## GOAL OF THE EXERCISE
Starting at the line that contains "Convert this document image to plain text.", transcribe every remaining line of the entries exactly, including the last one.
* BEGIN RECORD SET *
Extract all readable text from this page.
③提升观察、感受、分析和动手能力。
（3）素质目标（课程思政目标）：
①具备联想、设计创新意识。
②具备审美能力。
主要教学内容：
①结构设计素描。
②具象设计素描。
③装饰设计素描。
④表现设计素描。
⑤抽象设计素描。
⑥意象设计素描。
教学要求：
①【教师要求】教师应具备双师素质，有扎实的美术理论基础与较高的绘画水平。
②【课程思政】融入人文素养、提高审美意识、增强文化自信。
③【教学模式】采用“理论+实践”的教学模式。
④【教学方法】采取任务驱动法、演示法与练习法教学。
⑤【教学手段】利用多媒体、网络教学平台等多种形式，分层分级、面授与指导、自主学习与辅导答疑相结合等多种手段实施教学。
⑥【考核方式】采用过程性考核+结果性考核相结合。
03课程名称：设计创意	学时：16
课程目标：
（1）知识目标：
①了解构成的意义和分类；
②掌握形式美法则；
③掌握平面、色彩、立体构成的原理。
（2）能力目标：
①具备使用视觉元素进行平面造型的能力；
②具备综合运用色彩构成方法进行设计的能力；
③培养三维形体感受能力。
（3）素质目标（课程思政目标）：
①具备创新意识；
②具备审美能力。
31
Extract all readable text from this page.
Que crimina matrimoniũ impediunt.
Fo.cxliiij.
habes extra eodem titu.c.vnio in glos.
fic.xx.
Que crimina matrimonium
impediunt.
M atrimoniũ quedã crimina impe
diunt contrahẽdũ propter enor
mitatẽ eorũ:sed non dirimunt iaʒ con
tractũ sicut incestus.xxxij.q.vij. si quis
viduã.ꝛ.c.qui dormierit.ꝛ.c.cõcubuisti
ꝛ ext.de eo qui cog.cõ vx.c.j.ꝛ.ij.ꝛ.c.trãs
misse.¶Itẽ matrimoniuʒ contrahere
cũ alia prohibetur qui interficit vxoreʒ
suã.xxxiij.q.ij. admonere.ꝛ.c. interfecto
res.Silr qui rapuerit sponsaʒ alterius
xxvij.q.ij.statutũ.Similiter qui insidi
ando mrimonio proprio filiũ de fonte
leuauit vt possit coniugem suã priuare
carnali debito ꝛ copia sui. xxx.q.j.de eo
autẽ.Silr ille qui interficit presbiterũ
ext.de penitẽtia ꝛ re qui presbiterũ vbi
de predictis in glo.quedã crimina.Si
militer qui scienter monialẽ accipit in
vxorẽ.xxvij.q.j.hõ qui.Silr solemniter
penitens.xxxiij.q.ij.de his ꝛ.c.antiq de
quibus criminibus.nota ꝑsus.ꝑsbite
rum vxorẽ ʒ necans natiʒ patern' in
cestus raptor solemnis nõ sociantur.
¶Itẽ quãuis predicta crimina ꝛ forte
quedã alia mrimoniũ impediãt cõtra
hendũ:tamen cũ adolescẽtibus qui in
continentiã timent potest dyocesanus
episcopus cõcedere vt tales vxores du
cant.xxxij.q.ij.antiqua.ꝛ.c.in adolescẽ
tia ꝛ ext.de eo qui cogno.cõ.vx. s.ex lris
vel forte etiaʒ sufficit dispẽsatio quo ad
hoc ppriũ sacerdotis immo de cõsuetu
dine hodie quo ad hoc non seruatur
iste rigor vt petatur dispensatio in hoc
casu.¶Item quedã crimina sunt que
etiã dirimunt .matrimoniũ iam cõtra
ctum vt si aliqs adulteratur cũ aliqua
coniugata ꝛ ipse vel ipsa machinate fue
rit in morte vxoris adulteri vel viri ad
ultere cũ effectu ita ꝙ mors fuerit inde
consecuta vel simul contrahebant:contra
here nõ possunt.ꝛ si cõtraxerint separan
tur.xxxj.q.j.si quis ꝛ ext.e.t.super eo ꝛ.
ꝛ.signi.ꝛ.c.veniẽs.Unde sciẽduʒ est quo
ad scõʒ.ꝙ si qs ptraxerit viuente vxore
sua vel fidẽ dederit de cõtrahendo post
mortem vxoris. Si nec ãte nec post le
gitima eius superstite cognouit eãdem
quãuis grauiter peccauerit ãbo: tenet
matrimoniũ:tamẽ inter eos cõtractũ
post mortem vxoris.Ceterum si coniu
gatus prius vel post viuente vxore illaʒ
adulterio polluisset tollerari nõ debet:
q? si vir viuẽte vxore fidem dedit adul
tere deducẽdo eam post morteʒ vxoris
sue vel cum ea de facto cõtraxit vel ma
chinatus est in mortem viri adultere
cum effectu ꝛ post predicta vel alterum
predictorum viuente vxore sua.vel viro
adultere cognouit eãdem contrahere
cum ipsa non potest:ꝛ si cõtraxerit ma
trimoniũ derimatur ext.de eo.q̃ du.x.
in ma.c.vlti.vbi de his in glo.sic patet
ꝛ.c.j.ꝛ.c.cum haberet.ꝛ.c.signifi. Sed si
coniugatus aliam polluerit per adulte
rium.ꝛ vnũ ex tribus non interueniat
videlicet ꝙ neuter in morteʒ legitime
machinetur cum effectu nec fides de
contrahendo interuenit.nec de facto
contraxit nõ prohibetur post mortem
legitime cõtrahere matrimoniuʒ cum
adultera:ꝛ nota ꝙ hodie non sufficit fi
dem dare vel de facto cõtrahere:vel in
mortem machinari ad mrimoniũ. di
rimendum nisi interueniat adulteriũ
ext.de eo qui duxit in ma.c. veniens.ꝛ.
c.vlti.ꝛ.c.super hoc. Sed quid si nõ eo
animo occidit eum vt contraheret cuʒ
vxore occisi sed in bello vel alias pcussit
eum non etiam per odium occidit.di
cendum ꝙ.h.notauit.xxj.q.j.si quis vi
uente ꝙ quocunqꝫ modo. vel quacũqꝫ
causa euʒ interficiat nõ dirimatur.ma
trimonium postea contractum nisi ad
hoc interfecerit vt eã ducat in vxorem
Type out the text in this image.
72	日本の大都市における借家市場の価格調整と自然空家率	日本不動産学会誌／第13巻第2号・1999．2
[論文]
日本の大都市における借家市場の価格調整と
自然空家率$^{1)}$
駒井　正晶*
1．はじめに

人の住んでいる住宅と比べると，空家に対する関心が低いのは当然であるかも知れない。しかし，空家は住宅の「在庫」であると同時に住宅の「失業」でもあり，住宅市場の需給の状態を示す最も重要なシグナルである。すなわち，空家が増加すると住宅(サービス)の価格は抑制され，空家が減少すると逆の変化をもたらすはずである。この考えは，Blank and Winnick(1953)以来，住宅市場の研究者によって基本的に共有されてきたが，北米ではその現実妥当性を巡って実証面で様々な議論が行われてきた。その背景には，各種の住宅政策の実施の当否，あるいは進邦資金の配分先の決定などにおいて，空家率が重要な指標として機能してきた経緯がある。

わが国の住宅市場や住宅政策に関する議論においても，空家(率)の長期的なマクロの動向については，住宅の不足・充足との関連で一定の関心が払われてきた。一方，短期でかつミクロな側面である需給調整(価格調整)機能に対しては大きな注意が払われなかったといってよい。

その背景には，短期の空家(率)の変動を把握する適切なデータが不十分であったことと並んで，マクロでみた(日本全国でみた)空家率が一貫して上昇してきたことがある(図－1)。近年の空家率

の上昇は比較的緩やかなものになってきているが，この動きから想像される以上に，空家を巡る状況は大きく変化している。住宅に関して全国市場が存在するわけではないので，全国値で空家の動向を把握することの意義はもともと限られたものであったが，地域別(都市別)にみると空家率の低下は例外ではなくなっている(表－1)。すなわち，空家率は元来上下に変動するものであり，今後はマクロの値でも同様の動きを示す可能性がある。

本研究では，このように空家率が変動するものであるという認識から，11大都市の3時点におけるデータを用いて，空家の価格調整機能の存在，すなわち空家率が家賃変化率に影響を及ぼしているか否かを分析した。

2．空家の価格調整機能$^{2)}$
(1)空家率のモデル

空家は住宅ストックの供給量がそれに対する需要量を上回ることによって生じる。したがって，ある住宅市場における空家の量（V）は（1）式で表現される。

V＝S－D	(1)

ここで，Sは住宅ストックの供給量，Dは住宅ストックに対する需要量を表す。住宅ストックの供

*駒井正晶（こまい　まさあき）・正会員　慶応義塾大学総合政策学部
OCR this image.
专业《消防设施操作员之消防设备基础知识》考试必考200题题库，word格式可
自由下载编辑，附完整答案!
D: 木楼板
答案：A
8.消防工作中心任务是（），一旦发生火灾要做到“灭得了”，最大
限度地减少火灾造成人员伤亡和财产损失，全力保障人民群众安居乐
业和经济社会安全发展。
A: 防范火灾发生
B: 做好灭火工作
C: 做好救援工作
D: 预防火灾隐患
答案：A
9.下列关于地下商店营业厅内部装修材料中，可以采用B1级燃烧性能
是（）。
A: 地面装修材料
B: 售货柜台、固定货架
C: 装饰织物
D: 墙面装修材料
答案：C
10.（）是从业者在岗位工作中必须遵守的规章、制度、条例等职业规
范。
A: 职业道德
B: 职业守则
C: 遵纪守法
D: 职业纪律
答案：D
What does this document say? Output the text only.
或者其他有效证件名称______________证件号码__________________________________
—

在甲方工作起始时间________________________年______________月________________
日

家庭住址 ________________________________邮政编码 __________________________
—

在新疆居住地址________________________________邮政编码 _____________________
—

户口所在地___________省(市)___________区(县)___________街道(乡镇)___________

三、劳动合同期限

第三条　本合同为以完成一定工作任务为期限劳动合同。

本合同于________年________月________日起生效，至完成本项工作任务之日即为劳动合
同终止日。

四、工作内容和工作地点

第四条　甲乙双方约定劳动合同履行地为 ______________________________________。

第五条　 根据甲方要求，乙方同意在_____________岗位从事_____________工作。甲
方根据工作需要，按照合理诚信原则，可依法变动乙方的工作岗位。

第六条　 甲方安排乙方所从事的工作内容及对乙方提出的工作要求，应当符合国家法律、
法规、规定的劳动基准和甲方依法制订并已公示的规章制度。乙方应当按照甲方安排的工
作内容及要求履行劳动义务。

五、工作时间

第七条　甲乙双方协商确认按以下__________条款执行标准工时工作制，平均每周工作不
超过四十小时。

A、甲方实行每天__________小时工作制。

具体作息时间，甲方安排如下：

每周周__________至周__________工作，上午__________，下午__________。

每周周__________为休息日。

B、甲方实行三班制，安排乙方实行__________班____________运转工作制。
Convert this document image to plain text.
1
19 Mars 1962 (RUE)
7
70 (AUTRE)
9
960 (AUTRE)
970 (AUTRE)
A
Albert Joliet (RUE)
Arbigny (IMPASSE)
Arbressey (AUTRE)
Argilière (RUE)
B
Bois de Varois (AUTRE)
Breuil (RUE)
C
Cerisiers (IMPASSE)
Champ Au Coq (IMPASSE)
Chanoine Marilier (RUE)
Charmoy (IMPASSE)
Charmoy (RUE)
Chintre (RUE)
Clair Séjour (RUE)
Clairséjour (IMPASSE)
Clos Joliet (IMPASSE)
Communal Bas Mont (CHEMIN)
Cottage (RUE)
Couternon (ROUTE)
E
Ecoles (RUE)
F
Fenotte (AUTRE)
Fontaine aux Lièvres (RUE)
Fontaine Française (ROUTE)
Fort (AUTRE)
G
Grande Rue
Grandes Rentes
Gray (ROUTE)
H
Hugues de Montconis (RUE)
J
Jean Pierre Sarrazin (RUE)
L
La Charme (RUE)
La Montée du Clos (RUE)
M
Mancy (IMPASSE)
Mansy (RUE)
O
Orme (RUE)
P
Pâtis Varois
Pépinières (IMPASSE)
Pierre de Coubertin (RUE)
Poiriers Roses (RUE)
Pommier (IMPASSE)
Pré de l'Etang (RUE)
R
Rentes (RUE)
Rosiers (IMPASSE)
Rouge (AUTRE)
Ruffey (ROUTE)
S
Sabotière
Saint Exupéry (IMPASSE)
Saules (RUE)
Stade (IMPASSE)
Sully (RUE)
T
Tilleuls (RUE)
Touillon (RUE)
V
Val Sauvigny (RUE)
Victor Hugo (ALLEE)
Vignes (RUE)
* END RECORD SET *
## SOLUTION FOR THIS TASK
Convert this document image to plain text.
1
19 Mars 1962 (RUE)
7
70 (AUTRE)
9
960 (AUTRE)
970 (AUTRE)
A
Albert Joliet (RUE)
Arbigny (IMPASSE)
Arbressey (AUTRE)
Argilière (RUE)
B
Bois de Varois (AUTRE)
Breuil (RUE)
C
Cerisiers (IMPASSE)
Champ Au Coq (IMPASSE)
Chanoine Marilier (RUE)
Charmoy (IMPASSE)
Charmoy (RUE)
Chintre (RUE)
Clair Séjour (RUE)
Clairséjour (IMPASSE)
Clos Joliet (IMPASSE)
Communal Bas Mont (CHEMIN)
Cottage (RUE)
Couternon (ROUTE)
E
Ecoles (RUE)
F
Fenotte (AUTRE)
Fontaine aux Lièvres (RUE)
Fontaine Française (ROUTE)
Fort (AUTRE)
G
Grande Rue
Grandes Rentes
Gray (ROUTE)
H
Hugues de Montconis (RUE)
J
Jean Pierre Sarrazin (RUE)
L
La Charme (RUE)
La Montée du Clos (RUE)
M
Mancy (IMPASSE)
Mansy (RUE)
O
Orme (RUE)
P
Pâtis Varois
Pépinières (IMPASSE)
Pierre de Coubertin (RUE)
Poiriers Roses (RUE)
Pommier (IMPASSE)
Pré de l'Etang (RUE)
R
Rentes (RUE)
Rosiers (IMPASSE)
Rouge (AUTRE)
Ruffey (ROUTE)
S
Sabotière
Saint Exupéry (IMPASSE)
Saules (RUE)
Stade (IMPASSE)
Sully (RUE)
T
Tilleuls (RUE)
Touillon (RUE)
V
Val Sauvigny (RUE)
Victor Hugo (ALLEE)
Vignes (RUE)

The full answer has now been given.